What to do :: Please transcribe the data below exactly. Leave the pictures out.

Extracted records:
○ ○ ○ ○ ○

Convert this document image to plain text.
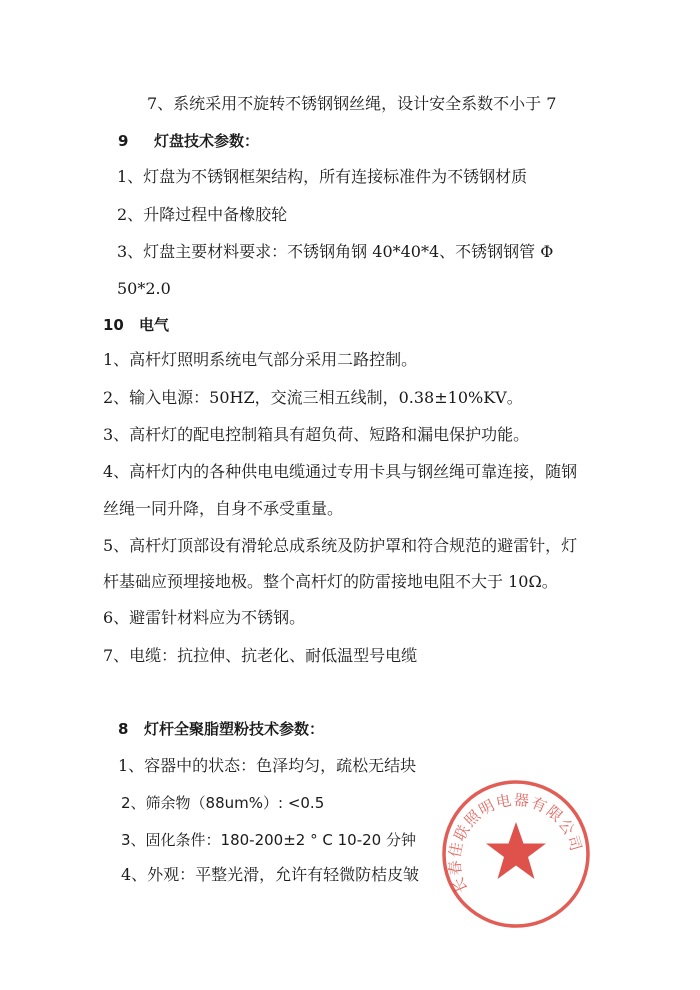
7、系统采用不旋转不锈钢钢丝绳，设计安全系数不小于 7
9 灯盘技术参数：
1、灯盘为不锈钢框架结构，所有连接标准件为不锈钢材质
2、升降过程中备橡胶轮
3、灯盘主要材料要求：不锈钢角钢 40*40*4、不锈钢钢管 Φ
50*2.0
10 电气
1、高杆灯照明系统电气部分采用二路控制。
2、输入电源：50HZ，交流三相五线制，0.38±10%KV。
3、高杆灯的配电控制箱具有超负荷、短路和漏电保护功能。
4、高杆灯内的各种供电电缆通过专用卡具与钢丝绳可靠连接，随钢
丝绳一同升降，自身不承受重量。
5、高杆灯顶部设有滑轮总成系统及防护罩和符合规范的避雷针，灯
杆基础应预埋接地极。整个高杆灯的防雷接地电阻不大于 10Ω。
6、避雷针材料应为不锈钢。
7、电缆：抗拉伸、抗老化、耐低温型号电缆
8 灯杆全聚脂塑粉技术参数：
1、容器中的状态：色泽均匀，疏松无结块
2、筛余物（88um%）: <0.5
3、固化条件：180-200±2 ° C 10-20 分钟
4、外观：平整光滑，允许有轻微防桔皮皱 长春佳联照明电器有限公司
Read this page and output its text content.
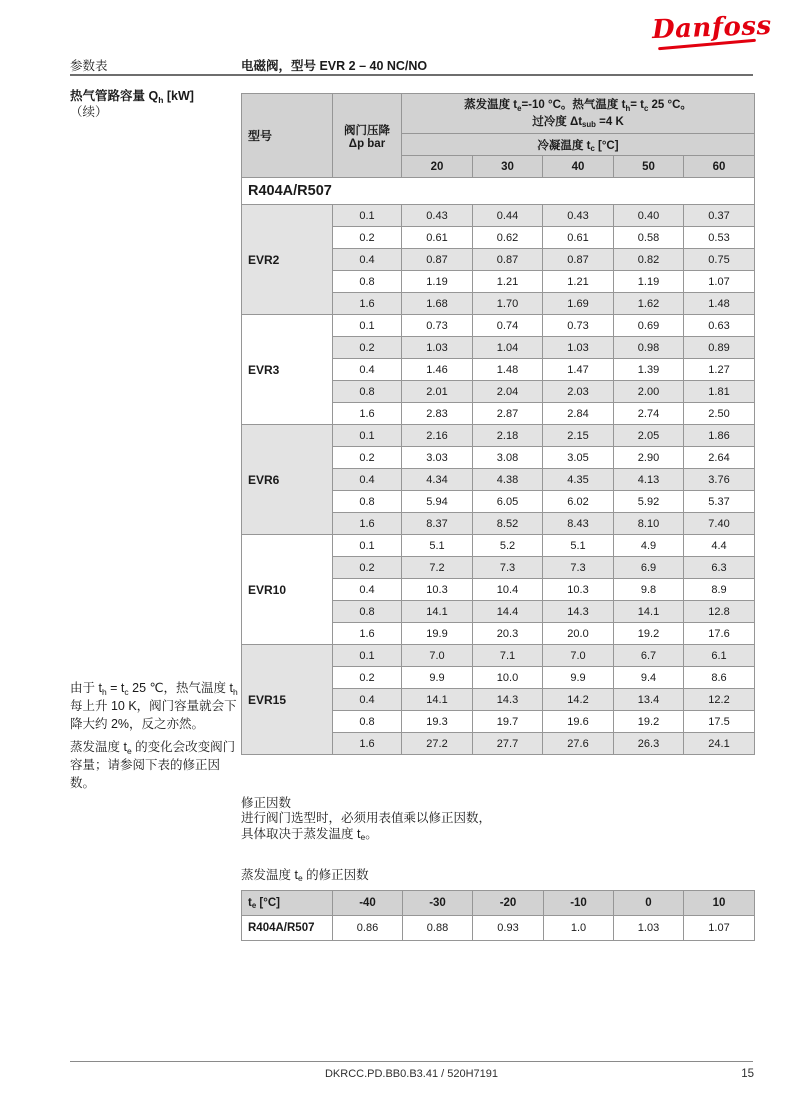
Danfoss
参数表	电磁阀，型号 EVR 2 – 40 NC/NO
热气管路容量 $Q_h$ [kW]
（续）

由于 $t_h = t_c$ 25 ℃，热气温度 $t_h$ 每上升 10 K，阀门容量就会下降大约 2%，反之亦然。

蒸发温度 $t_e$ 的变化会改变阀门容量；请参阅下表的修正因数。

型号	阀门压降
Δp bar

蒸发温度 $t_e=-10$ °C。热气温度 $t_h= t_c$ 25 °C。
过冷度 $\Delta t_{sub} =4$ K

		冷凝温度 $t_c$ [°C]				
		20	30	40	50	60
R404A/R507						
EVR2	0.1	0.43	0.44	0.43	0.40	0.37
	0.2	0.61	0.62	0.61	0.58	0.53
	0.4	0.87	0.87	0.87	0.82	0.75
	0.8	1.19	1.21	1.21	1.19	1.07
	1.6	1.68	1.70	1.69	1.62	1.48
EVR3	0.1	0.73	0.74	0.73	0.69	0.63
	0.2	1.03	1.04	1.03	0.98	0.89
	0.4	1.46	1.48	1.47	1.39	1.27
	0.8	2.01	2.04	2.03	2.00	1.81
	1.6	2.83	2.87	2.84	2.74	2.50
EVR6	0.1	2.16	2.18	2.15	2.05	1.86
	0.2	3.03	3.08	3.05	2.90	2.64
	0.4	4.34	4.38	4.35	4.13	3.76
	0.8	5.94	6.05	6.02	5.92	5.37
	1.6	8.37	8.52	8.43	8.10	7.40
EVR10	0.1	5.1	5.2	5.1	4.9	4.4
	0.2	7.2	7.3	7.3	6.9	6.3
	0.4	10.3	10.4	10.3	9.8	8.9
	0.8	14.1	14.4	14.3	14.1	12.8
	1.6	19.9	20.3	20.0	19.2	17.6
EVR15	0.1	7.0	7.1	7.0	6.7	6.1
	0.2	9.9	10.0	9.9	9.4	8.6
	0.4	14.1	14.3	14.2	13.4	12.2
	0.8	19.3	19.7	19.6	19.2	17.5
	1.6	27.2	27.7	27.6	26.3	24.1
修正因数
进行阀门选型时，必须用表值乘以修正因数，
具体取决于蒸发温度 $t_e$。
蒸发温度 $t_e$ 的修正因数
$t_e$ [°C]	-40	-30	-20	-10	0	10
R404A/R507	0.86	0.88	0.93	1.0	1.03	1.07
DKRCC.PD.BB0.B3.41 / 520H7191	15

○ ○ ○ ○ ○

Final result ::
Convert this document image to plain text.
7、系统采用不旋转不锈钢钢丝绳，设计安全系数不小于 7
9 灯盘技术参数：
1、灯盘为不锈钢框架结构，所有连接标准件为不锈钢材质
2、升降过程中备橡胶轮
3、灯盘主要材料要求：不锈钢角钢 40*40*4、不锈钢钢管 Φ
50*2.0
10 电气
1、高杆灯照明系统电气部分采用二路控制。
2、输入电源：50HZ，交流三相五线制，0.38±10%KV。
3、高杆灯的配电控制箱具有超负荷、短路和漏电保护功能。
4、高杆灯内的各种供电电缆通过专用卡具与钢丝绳可靠连接，随钢
丝绳一同升降，自身不承受重量。
5、高杆灯顶部设有滑轮总成系统及防护罩和符合规范的避雷针，灯
杆基础应预埋接地极。整个高杆灯的防雷接地电阻不大于 10Ω。
6、避雷针材料应为不锈钢。
7、电缆：抗拉伸、抗老化、耐低温型号电缆
8 灯杆全聚脂塑粉技术参数：
1、容器中的状态：色泽均匀，疏松无结块
2、筛余物（88um%）: <0.5
3、固化条件：180-200±2 ° C 10-20 分钟
4、外观：平整光滑，允许有轻微防桔皮皱 长春佳联照明电器有限公司
Read this page and output its text content.
Danfoss
参数表	电磁阀，型号 EVR 2 – 40 NC/NO
热气管路容量 $Q_h$ [kW]
（续）

由于 $t_h = t_c$ 25 ℃，热气温度 $t_h$ 每上升 10 K，阀门容量就会下降大约 2%，反之亦然。

蒸发温度 $t_e$ 的变化会改变阀门容量；请参阅下表的修正因数。

型号	阀门压降
Δp bar

蒸发温度 $t_e=-10$ °C。热气温度 $t_h= t_c$ 25 °C。
过冷度 $\Delta t_{sub} =4$ K

		冷凝温度 $t_c$ [°C]				
		20	30	40	50	60
R404A/R507						
EVR2	0.1	0.43	0.44	0.43	0.40	0.37
	0.2	0.61	0.62	0.61	0.58	0.53
	0.4	0.87	0.87	0.87	0.82	0.75
	0.8	1.19	1.21	1.21	1.19	1.07
	1.6	1.68	1.70	1.69	1.62	1.48
EVR3	0.1	0.73	0.74	0.73	0.69	0.63
	0.2	1.03	1.04	1.03	0.98	0.89
	0.4	1.46	1.48	1.47	1.39	1.27
	0.8	2.01	2.04	2.03	2.00	1.81
	1.6	2.83	2.87	2.84	2.74	2.50
EVR6	0.1	2.16	2.18	2.15	2.05	1.86
	0.2	3.03	3.08	3.05	2.90	2.64
	0.4	4.34	4.38	4.35	4.13	3.76
	0.8	5.94	6.05	6.02	5.92	5.37
	1.6	8.37	8.52	8.43	8.10	7.40
EVR10	0.1	5.1	5.2	5.1	4.9	4.4
	0.2	7.2	7.3	7.3	6.9	6.3
	0.4	10.3	10.4	10.3	9.8	8.9
	0.8	14.1	14.4	14.3	14.1	12.8
	1.6	19.9	20.3	20.0	19.2	17.6
EVR15	0.1	7.0	7.1	7.0	6.7	6.1
	0.2	9.9	10.0	9.9	9.4	8.6
	0.4	14.1	14.3	14.2	13.4	12.2
	0.8	19.3	19.7	19.6	19.2	17.5
	1.6	27.2	27.7	27.6	26.3	24.1
修正因数
进行阀门选型时，必须用表值乘以修正因数，
具体取决于蒸发温度 $t_e$。
蒸发温度 $t_e$ 的修正因数
$t_e$ [°C]	-40	-30	-20	-10	0	10
R404A/R507	0.86	0.88	0.93	1.0	1.03	1.07
DKRCC.PD.BB0.B3.41 / 520H7191	15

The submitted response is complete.